■ INPUT FOR THIS TASK ■
+ + +

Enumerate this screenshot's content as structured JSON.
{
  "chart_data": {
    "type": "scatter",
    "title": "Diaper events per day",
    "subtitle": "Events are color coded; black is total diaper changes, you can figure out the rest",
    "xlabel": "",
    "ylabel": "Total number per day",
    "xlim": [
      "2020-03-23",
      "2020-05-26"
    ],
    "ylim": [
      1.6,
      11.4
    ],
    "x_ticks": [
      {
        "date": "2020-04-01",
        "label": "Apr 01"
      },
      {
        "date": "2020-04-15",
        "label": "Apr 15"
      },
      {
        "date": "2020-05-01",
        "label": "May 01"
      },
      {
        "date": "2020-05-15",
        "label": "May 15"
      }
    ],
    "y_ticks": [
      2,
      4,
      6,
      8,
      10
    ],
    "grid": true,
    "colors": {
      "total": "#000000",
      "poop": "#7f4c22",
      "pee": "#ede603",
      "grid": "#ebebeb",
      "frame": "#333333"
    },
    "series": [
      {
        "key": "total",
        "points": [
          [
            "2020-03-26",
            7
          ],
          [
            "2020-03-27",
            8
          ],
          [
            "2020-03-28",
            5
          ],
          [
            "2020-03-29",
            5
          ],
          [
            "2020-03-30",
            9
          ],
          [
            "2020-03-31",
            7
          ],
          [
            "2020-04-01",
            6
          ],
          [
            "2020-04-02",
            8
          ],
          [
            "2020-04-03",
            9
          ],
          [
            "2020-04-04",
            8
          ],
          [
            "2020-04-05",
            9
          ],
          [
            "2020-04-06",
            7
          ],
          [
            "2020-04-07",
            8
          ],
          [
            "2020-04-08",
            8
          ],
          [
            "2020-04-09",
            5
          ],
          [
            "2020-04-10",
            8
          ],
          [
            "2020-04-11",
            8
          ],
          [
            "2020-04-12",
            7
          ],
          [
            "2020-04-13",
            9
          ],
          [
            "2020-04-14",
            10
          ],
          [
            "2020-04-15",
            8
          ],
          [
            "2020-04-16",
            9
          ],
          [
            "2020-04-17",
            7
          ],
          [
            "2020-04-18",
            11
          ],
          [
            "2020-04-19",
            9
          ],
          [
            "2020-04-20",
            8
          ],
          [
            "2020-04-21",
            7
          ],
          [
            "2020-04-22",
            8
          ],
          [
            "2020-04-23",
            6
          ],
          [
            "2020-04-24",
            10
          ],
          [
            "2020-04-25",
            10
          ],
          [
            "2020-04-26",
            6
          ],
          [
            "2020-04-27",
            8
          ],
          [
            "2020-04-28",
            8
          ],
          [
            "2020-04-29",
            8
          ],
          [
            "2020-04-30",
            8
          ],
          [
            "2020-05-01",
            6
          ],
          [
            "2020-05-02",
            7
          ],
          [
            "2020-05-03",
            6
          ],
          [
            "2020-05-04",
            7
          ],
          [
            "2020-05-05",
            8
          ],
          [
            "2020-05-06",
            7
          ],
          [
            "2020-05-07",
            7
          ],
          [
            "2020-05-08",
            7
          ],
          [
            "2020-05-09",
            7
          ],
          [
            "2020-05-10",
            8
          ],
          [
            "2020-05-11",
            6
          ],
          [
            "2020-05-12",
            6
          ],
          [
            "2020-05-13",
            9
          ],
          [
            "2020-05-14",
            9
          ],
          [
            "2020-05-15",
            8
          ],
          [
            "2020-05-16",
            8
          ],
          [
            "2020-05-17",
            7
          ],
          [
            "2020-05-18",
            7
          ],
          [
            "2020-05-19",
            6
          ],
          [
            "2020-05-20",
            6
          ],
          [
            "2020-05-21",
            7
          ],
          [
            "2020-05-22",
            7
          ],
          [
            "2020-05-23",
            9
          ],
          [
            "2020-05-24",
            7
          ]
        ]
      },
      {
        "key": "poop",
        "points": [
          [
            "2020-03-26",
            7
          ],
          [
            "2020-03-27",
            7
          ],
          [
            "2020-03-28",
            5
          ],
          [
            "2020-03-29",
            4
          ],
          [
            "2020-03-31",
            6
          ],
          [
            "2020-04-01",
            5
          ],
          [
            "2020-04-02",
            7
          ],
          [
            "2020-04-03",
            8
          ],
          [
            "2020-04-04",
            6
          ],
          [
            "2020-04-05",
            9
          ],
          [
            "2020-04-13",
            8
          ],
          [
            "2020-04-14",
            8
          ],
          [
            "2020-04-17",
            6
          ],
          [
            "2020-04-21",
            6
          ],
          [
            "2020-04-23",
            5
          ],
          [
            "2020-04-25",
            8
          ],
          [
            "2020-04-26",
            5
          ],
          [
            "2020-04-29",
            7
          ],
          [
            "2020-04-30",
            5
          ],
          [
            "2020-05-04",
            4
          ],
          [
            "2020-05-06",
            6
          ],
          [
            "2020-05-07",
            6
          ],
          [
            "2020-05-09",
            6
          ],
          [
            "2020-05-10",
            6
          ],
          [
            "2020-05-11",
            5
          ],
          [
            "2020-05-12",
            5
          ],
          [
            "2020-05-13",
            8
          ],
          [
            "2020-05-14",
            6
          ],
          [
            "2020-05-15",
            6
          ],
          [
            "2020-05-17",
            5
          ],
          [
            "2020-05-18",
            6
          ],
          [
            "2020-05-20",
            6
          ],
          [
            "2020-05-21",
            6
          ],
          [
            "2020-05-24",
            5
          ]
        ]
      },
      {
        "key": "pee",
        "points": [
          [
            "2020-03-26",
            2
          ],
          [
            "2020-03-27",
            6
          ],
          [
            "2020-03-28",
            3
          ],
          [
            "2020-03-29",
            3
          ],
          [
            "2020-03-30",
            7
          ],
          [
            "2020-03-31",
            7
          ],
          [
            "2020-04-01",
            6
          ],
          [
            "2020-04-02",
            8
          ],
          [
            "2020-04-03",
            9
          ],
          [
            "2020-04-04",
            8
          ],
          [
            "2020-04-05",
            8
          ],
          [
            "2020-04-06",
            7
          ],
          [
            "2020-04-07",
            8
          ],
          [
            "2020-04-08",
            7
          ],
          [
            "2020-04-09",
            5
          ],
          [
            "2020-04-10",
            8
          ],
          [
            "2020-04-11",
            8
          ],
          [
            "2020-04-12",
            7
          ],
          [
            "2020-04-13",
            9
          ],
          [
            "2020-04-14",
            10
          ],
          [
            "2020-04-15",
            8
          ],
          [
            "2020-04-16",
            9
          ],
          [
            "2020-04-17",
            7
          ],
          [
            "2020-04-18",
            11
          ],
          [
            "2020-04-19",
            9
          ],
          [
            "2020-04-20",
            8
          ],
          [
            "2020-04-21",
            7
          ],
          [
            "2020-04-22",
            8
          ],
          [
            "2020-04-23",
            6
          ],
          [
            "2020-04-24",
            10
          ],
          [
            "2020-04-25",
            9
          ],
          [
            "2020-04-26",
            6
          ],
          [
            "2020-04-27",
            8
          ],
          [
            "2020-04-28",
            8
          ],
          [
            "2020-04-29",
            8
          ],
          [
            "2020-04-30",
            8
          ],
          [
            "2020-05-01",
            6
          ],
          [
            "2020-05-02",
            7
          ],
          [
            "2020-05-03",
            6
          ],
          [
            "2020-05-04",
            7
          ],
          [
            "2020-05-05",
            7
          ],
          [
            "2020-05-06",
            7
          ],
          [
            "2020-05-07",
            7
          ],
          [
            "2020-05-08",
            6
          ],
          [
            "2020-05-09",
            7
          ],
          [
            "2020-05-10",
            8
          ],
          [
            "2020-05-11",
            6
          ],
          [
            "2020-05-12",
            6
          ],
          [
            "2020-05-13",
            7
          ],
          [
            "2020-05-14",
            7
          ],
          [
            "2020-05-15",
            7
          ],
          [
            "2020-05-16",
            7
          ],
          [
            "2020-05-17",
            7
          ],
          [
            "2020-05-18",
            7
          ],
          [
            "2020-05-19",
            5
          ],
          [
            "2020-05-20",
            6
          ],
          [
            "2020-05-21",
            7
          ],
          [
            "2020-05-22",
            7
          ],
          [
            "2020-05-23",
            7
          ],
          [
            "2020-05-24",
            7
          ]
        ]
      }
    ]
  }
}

+ + +

■ TASK TO COMPLETE ■
Copy out every line of the data that includes the word "date".

■ PROBLEM SOLUTION ■
        "date": "2020-04-01",
        "date": "2020-04-15",
        "date": "2020-05-01",
        "date": "2020-05-15",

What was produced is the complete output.